[Dataset records]

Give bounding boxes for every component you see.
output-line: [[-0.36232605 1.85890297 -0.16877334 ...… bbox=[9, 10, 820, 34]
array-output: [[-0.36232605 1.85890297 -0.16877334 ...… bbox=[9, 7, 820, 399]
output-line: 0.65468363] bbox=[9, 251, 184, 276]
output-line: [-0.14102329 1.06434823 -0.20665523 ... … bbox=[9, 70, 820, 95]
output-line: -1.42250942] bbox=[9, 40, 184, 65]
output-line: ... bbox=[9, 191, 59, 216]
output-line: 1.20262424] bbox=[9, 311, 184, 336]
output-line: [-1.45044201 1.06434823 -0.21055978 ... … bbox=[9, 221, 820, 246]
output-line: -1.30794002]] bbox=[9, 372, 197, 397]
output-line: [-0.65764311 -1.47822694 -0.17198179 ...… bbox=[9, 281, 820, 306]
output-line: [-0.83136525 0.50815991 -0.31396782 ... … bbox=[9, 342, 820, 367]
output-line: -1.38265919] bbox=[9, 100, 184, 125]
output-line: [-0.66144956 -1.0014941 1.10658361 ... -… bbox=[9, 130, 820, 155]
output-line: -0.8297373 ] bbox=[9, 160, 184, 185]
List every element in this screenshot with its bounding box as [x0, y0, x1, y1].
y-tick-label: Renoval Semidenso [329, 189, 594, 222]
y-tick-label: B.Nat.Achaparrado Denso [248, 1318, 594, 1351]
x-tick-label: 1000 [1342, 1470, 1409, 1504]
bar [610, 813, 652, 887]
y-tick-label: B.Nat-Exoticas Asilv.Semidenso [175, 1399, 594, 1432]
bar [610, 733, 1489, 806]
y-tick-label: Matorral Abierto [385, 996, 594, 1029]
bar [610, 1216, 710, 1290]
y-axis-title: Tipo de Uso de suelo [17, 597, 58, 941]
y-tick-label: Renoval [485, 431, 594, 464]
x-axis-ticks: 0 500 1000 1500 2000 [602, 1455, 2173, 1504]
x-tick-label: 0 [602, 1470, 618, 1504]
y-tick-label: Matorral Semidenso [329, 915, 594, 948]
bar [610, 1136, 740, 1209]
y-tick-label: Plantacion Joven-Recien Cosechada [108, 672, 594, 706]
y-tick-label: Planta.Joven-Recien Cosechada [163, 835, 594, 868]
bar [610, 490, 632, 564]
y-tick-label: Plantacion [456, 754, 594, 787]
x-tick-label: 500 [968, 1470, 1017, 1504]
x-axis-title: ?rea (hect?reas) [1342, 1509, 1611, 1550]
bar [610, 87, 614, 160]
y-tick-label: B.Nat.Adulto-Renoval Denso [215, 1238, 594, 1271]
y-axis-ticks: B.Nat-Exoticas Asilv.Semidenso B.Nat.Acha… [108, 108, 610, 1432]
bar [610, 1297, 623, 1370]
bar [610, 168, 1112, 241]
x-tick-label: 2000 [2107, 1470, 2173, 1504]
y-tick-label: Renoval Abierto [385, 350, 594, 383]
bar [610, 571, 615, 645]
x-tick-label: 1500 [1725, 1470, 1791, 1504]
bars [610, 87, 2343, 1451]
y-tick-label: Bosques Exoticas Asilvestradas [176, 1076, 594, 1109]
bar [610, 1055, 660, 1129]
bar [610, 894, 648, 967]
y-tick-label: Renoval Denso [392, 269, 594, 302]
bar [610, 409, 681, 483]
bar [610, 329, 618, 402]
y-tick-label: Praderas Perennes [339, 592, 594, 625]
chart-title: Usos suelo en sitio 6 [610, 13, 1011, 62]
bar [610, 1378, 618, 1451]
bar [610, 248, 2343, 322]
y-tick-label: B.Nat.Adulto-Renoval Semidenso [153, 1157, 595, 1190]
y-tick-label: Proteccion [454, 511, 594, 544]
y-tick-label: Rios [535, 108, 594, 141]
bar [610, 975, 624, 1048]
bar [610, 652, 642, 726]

**WORK TO DO**
Copy the records above verbatim, starting at the beginning and ending with the line that contains "output-line: -0.8297373 ]".

**EXPECTED OUTPUT**
Give bounding boxes for every component you see.
output-line: [[-0.36232605 1.85890297 -0.16877334 ...… bbox=[9, 10, 820, 34]
array-output: [[-0.36232605 1.85890297 -0.16877334 ...… bbox=[9, 7, 820, 399]
output-line: 0.65468363] bbox=[9, 251, 184, 276]
output-line: [-0.14102329 1.06434823 -0.20665523 ... … bbox=[9, 70, 820, 95]
output-line: -1.42250942] bbox=[9, 40, 184, 65]
output-line: ... bbox=[9, 191, 59, 216]
output-line: 1.20262424] bbox=[9, 311, 184, 336]
output-line: [-1.45044201 1.06434823 -0.21055978 ... … bbox=[9, 221, 820, 246]
output-line: -1.30794002]] bbox=[9, 372, 197, 397]
output-line: [-0.65764311 -1.47822694 -0.17198179 ...… bbox=[9, 281, 820, 306]
output-line: [-0.83136525 0.50815991 -0.31396782 ... … bbox=[9, 342, 820, 367]
output-line: -1.38265919] bbox=[9, 100, 184, 125]
output-line: [-0.66144956 -1.0014941 1.10658361 ... -… bbox=[9, 130, 820, 155]
output-line: -0.8297373 ] bbox=[9, 160, 184, 185]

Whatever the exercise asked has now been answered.